--- INFORMATION PROVIDED ---

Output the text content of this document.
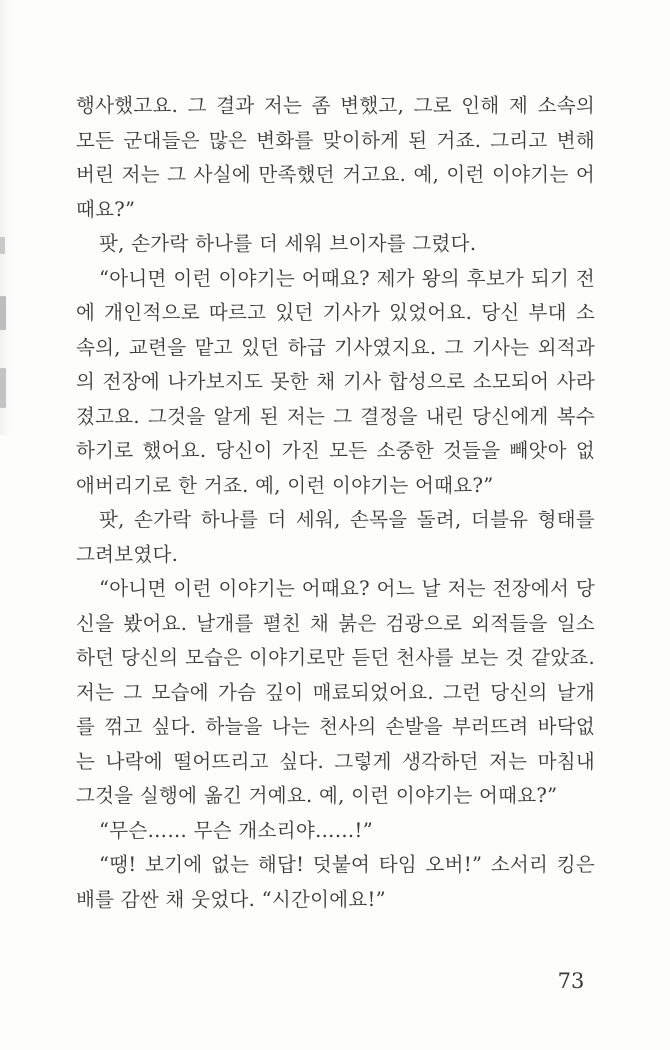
행사했고요. 그 결과 저는 좀 변했고, 그로 인해 제 소속의
모든 군대들은 많은 변화를 맞이하게 된 거죠. 그리고 변해
버린 저는 그 사실에 만족했던 거고요. 예, 이런 이야기는 어
때요?”
팟, 손가락 하나를 더 세워 브이자를 그렸다.
“아니면 이런 이야기는 어때요? 제가 왕의 후보가 되기 전
에 개인적으로 따르고 있던 기사가 있었어요. 당신 부대 소
속의, 교련을 맡고 있던 하급 기사였지요. 그 기사는 외적과
의 전장에 나가보지도 못한 채 기사 합성으로 소모되어 사라
졌고요. 그것을 알게 된 저는 그 결정을 내린 당신에게 복수
하기로 했어요. 당신이 가진 모든 소중한 것들을 빼앗아 없
애버리기로 한 거죠. 예, 이런 이야기는 어때요?”
팟, 손가락 하나를 더 세워, 손목을 돌려, 더블유 형태를
그려보였다.
“아니면 이런 이야기는 어때요? 어느 날 저는 전장에서 당
신을 봤어요. 날개를 펼친 채 붉은 검광으로 외적들을 일소
하던 당신의 모습은 이야기로만 듣던 천사를 보는 것 같았죠.
저는 그 모습에 가슴 깊이 매료되었어요. 그런 당신의 날개
를 꺾고 싶다. 하늘을 나는 천사의 손발을 부러뜨려 바닥없
는 나락에 떨어뜨리고 싶다. 그렇게 생각하던 저는 마침내
그것을 실행에 옮긴 거예요. 예, 이런 이야기는 어때요?”
“무슨…… 무슨 개소리야……!”
“땡! 보기에 없는 해답! 덧붙여 타임 오버!” 소서리 킹은
배를 감싼 채 웃었다. “시간이에요!”
73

---

WHAT YOU HAVE TO DO | Output every entry verbatim. Pictures do not belong in the copy.

EXERCISE ANSWER |
Output the text content of this document.
행사했고요. 그 결과 저는 좀 변했고, 그로 인해 제 소속의
모든 군대들은 많은 변화를 맞이하게 된 거죠. 그리고 변해
버린 저는 그 사실에 만족했던 거고요. 예, 이런 이야기는 어
때요?”
팟, 손가락 하나를 더 세워 브이자를 그렸다.
“아니면 이런 이야기는 어때요? 제가 왕의 후보가 되기 전
에 개인적으로 따르고 있던 기사가 있었어요. 당신 부대 소
속의, 교련을 맡고 있던 하급 기사였지요. 그 기사는 외적과
의 전장에 나가보지도 못한 채 기사 합성으로 소모되어 사라
졌고요. 그것을 알게 된 저는 그 결정을 내린 당신에게 복수
하기로 했어요. 당신이 가진 모든 소중한 것들을 빼앗아 없
애버리기로 한 거죠. 예, 이런 이야기는 어때요?”
팟, 손가락 하나를 더 세워, 손목을 돌려, 더블유 형태를
그려보였다.
“아니면 이런 이야기는 어때요? 어느 날 저는 전장에서 당
신을 봤어요. 날개를 펼친 채 붉은 검광으로 외적들을 일소
하던 당신의 모습은 이야기로만 듣던 천사를 보는 것 같았죠.
저는 그 모습에 가슴 깊이 매료되었어요. 그런 당신의 날개
를 꺾고 싶다. 하늘을 나는 천사의 손발을 부러뜨려 바닥없
는 나락에 떨어뜨리고 싶다. 그렇게 생각하던 저는 마침내
그것을 실행에 옮긴 거예요. 예, 이런 이야기는 어때요?”
“무슨…… 무슨 개소리야……!”
“땡! 보기에 없는 해답! 덧붙여 타임 오버!” 소서리 킹은
배를 감싼 채 웃었다. “시간이에요!”
73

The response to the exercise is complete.